» **The task**:
Return each line holding the string "color".

» **Chart and figure data**:
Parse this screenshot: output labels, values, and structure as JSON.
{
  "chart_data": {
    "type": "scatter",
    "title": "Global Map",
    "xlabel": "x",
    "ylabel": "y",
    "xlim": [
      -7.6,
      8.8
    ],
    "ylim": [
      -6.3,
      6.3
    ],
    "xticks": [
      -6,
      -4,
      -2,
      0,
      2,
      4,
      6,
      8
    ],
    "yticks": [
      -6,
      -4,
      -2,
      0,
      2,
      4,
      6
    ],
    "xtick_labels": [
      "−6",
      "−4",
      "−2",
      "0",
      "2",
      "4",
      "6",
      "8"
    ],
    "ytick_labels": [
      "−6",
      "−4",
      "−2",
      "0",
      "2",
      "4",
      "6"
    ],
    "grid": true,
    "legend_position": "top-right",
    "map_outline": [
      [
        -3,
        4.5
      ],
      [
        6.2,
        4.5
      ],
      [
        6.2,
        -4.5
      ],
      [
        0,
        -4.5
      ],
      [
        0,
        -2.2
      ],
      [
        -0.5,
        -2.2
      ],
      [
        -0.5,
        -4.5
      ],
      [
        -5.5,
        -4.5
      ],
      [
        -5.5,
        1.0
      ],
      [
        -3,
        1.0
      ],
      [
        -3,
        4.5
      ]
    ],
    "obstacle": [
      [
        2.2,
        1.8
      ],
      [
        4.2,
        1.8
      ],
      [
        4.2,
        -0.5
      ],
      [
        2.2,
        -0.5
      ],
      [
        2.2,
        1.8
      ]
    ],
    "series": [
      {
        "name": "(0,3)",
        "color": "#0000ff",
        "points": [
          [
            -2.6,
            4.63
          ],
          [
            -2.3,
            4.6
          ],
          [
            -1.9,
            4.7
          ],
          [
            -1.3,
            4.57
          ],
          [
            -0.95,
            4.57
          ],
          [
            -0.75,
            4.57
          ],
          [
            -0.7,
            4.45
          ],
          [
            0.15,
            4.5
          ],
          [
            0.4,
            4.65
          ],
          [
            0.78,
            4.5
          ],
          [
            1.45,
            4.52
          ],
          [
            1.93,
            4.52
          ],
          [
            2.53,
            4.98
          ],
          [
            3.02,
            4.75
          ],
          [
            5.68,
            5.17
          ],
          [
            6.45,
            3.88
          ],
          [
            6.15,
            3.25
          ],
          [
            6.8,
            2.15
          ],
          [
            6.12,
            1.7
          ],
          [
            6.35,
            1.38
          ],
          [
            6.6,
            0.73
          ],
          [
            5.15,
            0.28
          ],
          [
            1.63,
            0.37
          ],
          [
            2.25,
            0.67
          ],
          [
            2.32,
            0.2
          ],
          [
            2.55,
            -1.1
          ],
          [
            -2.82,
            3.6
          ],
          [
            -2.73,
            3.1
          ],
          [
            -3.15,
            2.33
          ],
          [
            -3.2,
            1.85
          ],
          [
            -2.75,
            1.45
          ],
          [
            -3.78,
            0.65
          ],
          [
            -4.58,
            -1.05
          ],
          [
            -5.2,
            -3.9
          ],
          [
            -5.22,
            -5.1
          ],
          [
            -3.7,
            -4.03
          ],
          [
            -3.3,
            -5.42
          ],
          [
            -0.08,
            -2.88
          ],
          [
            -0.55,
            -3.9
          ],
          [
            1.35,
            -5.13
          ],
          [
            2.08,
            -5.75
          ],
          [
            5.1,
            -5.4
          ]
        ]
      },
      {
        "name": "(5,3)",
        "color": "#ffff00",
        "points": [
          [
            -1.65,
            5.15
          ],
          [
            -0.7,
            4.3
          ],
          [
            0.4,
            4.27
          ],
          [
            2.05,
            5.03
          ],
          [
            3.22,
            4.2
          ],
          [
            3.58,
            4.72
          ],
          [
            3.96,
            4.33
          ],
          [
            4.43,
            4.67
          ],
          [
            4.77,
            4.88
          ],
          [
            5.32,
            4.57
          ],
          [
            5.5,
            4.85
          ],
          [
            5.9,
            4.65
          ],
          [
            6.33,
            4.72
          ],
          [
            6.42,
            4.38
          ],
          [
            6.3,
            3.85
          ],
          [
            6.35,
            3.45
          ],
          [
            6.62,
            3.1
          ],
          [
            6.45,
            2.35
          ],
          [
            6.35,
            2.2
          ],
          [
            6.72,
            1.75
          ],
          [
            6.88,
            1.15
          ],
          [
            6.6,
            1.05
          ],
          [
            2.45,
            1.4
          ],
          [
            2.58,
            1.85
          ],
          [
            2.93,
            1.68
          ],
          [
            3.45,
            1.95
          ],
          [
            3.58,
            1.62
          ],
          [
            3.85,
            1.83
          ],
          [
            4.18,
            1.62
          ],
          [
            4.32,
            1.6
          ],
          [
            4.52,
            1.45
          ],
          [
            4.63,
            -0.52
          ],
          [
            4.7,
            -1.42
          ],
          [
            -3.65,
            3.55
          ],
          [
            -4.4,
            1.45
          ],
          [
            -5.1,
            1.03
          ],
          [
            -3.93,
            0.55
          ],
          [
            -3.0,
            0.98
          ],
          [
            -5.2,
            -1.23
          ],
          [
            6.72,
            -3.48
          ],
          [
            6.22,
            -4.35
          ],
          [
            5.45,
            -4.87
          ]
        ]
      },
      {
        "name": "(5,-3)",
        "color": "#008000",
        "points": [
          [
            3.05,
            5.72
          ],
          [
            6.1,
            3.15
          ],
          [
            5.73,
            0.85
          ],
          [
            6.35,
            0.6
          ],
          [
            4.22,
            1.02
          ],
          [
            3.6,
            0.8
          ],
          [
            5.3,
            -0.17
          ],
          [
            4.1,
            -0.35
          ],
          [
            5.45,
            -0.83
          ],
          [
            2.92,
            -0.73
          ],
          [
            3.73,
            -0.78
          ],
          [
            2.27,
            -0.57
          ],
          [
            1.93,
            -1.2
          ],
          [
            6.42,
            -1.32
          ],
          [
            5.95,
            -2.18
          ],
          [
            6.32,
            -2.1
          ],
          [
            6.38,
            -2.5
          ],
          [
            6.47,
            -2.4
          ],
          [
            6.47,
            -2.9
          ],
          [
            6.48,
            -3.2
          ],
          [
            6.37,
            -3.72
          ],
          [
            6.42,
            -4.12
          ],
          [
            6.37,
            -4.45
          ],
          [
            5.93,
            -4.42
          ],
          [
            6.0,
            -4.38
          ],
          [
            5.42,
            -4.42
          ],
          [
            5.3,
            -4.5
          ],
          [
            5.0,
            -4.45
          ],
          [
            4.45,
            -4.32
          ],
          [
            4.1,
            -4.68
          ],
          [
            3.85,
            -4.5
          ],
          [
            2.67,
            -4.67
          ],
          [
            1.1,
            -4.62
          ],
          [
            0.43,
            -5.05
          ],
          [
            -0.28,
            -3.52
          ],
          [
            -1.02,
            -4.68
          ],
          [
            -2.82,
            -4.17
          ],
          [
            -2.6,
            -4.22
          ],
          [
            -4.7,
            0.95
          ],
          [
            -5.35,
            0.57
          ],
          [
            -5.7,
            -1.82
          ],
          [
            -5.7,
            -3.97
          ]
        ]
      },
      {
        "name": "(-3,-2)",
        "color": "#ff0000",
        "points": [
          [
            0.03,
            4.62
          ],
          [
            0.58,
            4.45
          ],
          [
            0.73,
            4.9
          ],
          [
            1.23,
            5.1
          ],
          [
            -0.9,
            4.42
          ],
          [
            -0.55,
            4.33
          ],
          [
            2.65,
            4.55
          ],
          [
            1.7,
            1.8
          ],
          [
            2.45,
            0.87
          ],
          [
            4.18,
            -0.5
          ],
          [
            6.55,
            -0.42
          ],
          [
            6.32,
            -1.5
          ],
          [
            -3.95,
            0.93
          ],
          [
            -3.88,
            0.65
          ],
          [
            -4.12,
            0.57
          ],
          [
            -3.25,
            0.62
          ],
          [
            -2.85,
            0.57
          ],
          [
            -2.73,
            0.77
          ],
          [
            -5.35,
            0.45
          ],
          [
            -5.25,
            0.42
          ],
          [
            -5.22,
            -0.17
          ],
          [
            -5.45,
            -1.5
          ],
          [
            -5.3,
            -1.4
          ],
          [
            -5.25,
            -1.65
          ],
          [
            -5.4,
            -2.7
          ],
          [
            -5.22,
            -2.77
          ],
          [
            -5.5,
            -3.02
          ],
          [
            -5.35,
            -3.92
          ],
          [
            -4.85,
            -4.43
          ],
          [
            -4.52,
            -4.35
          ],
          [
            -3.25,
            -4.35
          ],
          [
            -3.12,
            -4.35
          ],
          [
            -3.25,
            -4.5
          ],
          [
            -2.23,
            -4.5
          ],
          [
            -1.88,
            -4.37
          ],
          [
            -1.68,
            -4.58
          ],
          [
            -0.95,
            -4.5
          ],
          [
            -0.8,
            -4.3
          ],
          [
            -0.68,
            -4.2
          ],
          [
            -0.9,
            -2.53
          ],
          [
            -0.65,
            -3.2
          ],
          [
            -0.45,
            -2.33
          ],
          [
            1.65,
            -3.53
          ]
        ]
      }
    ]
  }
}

» **Complete response**:
        "color": "#0000ff",
        "color": "#ffff00",
        "color": "#008000",
        "color": "#ff0000",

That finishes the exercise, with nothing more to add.